- **Exercise prompt**
Search the records for the word "dash" and pick out every line that has it.

* * *

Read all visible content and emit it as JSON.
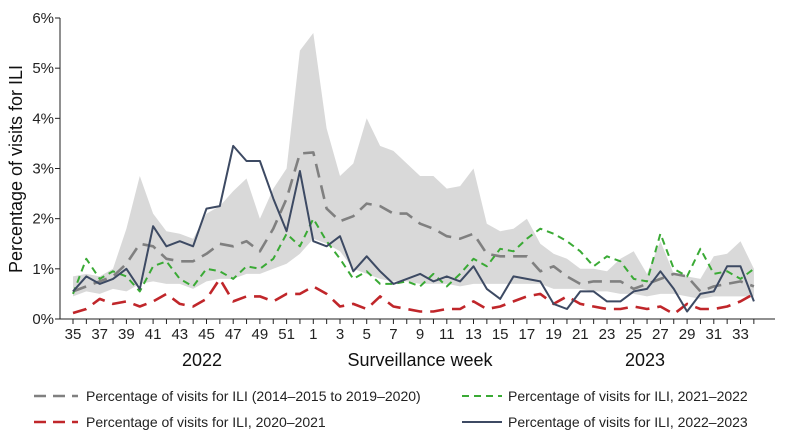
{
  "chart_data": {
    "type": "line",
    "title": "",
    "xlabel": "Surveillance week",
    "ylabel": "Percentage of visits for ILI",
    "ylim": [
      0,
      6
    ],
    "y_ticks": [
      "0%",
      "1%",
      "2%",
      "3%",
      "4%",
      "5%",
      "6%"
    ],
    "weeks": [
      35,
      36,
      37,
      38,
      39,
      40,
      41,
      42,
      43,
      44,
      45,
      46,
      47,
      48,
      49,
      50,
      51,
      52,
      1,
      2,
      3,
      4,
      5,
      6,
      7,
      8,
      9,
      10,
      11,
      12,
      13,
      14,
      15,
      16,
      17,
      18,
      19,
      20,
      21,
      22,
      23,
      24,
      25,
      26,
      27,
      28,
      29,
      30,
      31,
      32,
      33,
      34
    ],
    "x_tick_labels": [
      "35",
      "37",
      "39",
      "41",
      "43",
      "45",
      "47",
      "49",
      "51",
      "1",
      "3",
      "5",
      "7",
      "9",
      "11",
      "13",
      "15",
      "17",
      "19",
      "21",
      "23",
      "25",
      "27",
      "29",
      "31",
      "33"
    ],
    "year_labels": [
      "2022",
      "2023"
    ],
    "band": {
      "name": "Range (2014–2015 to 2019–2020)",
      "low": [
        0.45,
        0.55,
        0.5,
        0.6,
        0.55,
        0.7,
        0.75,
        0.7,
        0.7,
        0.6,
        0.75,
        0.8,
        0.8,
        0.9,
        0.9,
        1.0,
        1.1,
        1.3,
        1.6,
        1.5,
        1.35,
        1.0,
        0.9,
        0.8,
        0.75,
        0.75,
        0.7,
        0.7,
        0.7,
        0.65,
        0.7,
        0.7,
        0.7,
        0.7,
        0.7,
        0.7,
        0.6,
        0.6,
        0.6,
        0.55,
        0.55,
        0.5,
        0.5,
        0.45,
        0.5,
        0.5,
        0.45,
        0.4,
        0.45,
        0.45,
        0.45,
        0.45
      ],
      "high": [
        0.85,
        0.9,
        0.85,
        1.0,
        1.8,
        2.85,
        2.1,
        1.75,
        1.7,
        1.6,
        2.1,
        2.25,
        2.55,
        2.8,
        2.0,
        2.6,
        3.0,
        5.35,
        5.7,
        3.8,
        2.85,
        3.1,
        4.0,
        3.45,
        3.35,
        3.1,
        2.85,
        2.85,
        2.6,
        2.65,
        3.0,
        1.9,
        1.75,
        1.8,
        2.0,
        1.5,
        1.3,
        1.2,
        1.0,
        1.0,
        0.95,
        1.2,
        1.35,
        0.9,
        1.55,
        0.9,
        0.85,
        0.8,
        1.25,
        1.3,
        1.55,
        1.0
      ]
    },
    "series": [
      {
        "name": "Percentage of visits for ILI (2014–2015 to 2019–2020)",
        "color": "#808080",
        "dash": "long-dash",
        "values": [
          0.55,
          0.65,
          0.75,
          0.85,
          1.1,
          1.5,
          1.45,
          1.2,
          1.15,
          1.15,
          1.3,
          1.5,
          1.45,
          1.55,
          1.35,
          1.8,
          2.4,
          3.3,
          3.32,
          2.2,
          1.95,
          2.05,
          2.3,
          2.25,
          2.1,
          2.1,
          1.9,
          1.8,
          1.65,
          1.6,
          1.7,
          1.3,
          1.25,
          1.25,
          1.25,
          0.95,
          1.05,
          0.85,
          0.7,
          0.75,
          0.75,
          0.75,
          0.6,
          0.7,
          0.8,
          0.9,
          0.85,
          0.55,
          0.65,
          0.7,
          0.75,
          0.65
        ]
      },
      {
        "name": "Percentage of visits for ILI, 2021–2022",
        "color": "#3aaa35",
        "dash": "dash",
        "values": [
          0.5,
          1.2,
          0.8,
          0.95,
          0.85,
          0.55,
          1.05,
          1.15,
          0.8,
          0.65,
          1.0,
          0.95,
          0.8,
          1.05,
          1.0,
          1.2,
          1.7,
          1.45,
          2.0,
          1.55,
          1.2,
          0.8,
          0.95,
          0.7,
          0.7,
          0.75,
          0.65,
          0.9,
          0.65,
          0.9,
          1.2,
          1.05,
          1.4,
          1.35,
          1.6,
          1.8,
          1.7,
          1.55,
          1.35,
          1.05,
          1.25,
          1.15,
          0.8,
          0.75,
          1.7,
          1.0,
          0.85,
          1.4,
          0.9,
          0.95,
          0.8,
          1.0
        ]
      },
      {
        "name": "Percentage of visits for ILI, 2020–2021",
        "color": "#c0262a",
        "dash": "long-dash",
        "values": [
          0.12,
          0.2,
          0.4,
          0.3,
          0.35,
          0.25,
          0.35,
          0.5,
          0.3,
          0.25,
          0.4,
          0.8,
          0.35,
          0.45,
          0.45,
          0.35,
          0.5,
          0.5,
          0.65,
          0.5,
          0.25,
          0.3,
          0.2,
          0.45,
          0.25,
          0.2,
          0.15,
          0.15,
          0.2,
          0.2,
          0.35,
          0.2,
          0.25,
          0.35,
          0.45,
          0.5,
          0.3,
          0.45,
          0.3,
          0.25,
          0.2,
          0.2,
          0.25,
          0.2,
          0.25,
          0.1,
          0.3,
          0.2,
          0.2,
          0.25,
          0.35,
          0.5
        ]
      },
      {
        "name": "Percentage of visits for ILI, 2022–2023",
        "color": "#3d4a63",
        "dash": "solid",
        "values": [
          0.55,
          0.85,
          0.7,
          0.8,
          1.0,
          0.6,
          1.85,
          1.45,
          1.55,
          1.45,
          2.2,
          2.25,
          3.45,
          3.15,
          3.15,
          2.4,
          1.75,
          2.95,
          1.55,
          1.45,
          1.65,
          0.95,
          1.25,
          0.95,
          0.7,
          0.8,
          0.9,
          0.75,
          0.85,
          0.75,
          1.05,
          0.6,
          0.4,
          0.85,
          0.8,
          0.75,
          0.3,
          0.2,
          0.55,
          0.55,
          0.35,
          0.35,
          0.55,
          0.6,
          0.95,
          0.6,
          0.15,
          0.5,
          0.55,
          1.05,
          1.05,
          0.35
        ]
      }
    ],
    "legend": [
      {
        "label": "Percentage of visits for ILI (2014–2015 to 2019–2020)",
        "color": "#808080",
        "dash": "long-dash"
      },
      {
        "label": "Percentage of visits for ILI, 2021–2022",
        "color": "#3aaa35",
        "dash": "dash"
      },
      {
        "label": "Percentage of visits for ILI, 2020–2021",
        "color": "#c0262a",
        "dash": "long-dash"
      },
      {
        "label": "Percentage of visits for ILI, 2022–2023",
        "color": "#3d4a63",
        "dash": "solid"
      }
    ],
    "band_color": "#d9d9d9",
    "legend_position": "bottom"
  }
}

* * *

- **Full response**
        "dash": "long-dash",
        "dash": "dash",
        "dash": "long-dash",
        "dash": "solid",
        "dash": "long-dash"
        "dash": "dash"
        "dash": "long-dash"
        "dash": "solid"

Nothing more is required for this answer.